#### Work to be completed:
Word for word, set down the records and skip each picture.

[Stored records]
☆ ☆ ☆ ☆
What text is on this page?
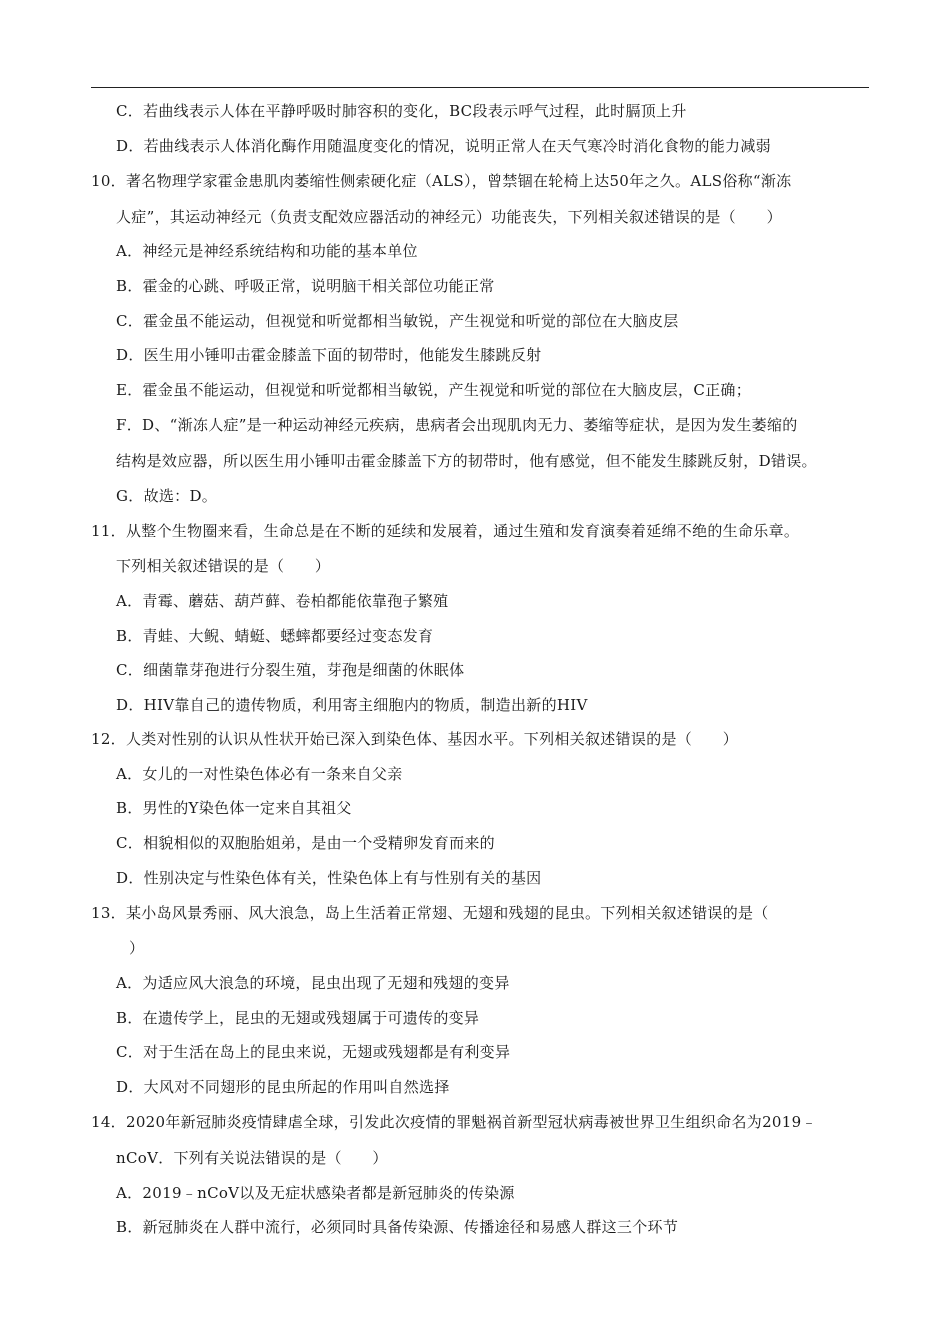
C．若曲线表示人体在平静呼吸时肺容积的变化，BC段表示呼气过程，此时膈顶上升
D．若曲线表示人体消化酶作用随温度变化的情况，说明正常人在天气寒冷时消化食物的能力减弱
10．著名物理学家霍金患肌肉萎缩性侧索硬化症（ALS），曾禁锢在轮椅上达50年之久。ALS俗称“渐冻
人症”，其运动神经元（负责支配效应器活动的神经元）功能丧失，下列相关叙述错误的是（　　）
A．神经元是神经系统结构和功能的基本单位
B．霍金的心跳、呼吸正常，说明脑干相关部位功能正常
C．霍金虽不能运动，但视觉和听觉都相当敏锐，产生视觉和听觉的部位在大脑皮层
D．医生用小锤叩击霍金膝盖下面的韧带时，他能发生膝跳反射
E．霍金虽不能运动，但视觉和听觉都相当敏锐，产生视觉和听觉的部位在大脑皮层，C正确；
F．D、“渐冻人症”是一种运动神经元疾病，患病者会出现肌肉无力、萎缩等症状，是因为发生萎缩的
结构是效应器，所以医生用小锤叩击霍金膝盖下方的韧带时，他有感觉，但不能发生膝跳反射，D错误。
G．故选：D。
11．从整个生物圈来看，生命总是在不断的延续和发展着，通过生殖和发育演奏着延绵不绝的生命乐章。
下列相关叙述错误的是（　　）
A．青霉、蘑菇、葫芦藓、卷柏都能依靠孢子繁殖
B．青蛙、大鲵、蜻蜓、蟋蟀都要经过变态发育
C．细菌靠芽孢进行分裂生殖，芽孢是细菌的休眠体
D．HIV靠自己的遗传物质，利用寄主细胞内的物质，制造出新的HIV
12．人类对性别的认识从性状开始已深入到染色体、基因水平。下列相关叙述错误的是（　　）
A．女儿的一对性染色体必有一条来自父亲
B．男性的Y染色体一定来自其祖父
C．相貌相似的双胞胎姐弟，是由一个受精卵发育而来的
D．性别决定与性染色体有关，性染色体上有与性别有关的基因
13．某小岛风景秀丽、风大浪急，岛上生活着正常翅、无翅和残翅的昆虫。下列相关叙述错误的是（
）
A．为适应风大浪急的环境，昆虫出现了无翅和残翅的变异
B．在遗传学上，昆虫的无翅或残翅属于可遗传的变异
C．对于生活在岛上的昆虫来说，无翅或残翅都是有利变异
D．大风对不同翅形的昆虫所起的作用叫自然选择
14．2020年新冠肺炎疫情肆虐全球，引发此次疫情的罪魁祸首新型冠状病毒被世界卫生组织命名为2019﹣
nCoV．下列有关说法错误的是（　　）
A．2019﹣nCoV以及无症状感染者都是新冠肺炎的传染源
B．新冠肺炎在人群中流行，必须同时具备传染源、传播途径和易感人群这三个环节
☆ ☆ ☆ ☆
#### Response to this task:
What text is on this page?
C．若曲线表示人体在平静呼吸时肺容积的变化，BC段表示呼气过程，此时膈顶上升
D．若曲线表示人体消化酶作用随温度变化的情况，说明正常人在天气寒冷时消化食物的能力减弱
10．著名物理学家霍金患肌肉萎缩性侧索硬化症（ALS），曾禁锢在轮椅上达50年之久。ALS俗称“渐冻
人症”，其运动神经元（负责支配效应器活动的神经元）功能丧失，下列相关叙述错误的是（　　）
A．神经元是神经系统结构和功能的基本单位
B．霍金的心跳、呼吸正常，说明脑干相关部位功能正常
C．霍金虽不能运动，但视觉和听觉都相当敏锐，产生视觉和听觉的部位在大脑皮层
D．医生用小锤叩击霍金膝盖下面的韧带时，他能发生膝跳反射
E．霍金虽不能运动，但视觉和听觉都相当敏锐，产生视觉和听觉的部位在大脑皮层，C正确；
F．D、“渐冻人症”是一种运动神经元疾病，患病者会出现肌肉无力、萎缩等症状，是因为发生萎缩的
结构是效应器，所以医生用小锤叩击霍金膝盖下方的韧带时，他有感觉，但不能发生膝跳反射，D错误。
G．故选：D。
11．从整个生物圈来看，生命总是在不断的延续和发展着，通过生殖和发育演奏着延绵不绝的生命乐章。
下列相关叙述错误的是（　　）
A．青霉、蘑菇、葫芦藓、卷柏都能依靠孢子繁殖
B．青蛙、大鲵、蜻蜓、蟋蟀都要经过变态发育
C．细菌靠芽孢进行分裂生殖，芽孢是细菌的休眠体
D．HIV靠自己的遗传物质，利用寄主细胞内的物质，制造出新的HIV
12．人类对性别的认识从性状开始已深入到染色体、基因水平。下列相关叙述错误的是（　　）
A．女儿的一对性染色体必有一条来自父亲
B．男性的Y染色体一定来自其祖父
C．相貌相似的双胞胎姐弟，是由一个受精卵发育而来的
D．性别决定与性染色体有关，性染色体上有与性别有关的基因
13．某小岛风景秀丽、风大浪急，岛上生活着正常翅、无翅和残翅的昆虫。下列相关叙述错误的是（
）
A．为适应风大浪急的环境，昆虫出现了无翅和残翅的变异
B．在遗传学上，昆虫的无翅或残翅属于可遗传的变异
C．对于生活在岛上的昆虫来说，无翅或残翅都是有利变异
D．大风对不同翅形的昆虫所起的作用叫自然选择
14．2020年新冠肺炎疫情肆虐全球，引发此次疫情的罪魁祸首新型冠状病毒被世界卫生组织命名为2019﹣
nCoV．下列有关说法错误的是（　　）
A．2019﹣nCoV以及无症状感染者都是新冠肺炎的传染源
B．新冠肺炎在人群中流行，必须同时具备传染源、传播途径和易感人群这三个环节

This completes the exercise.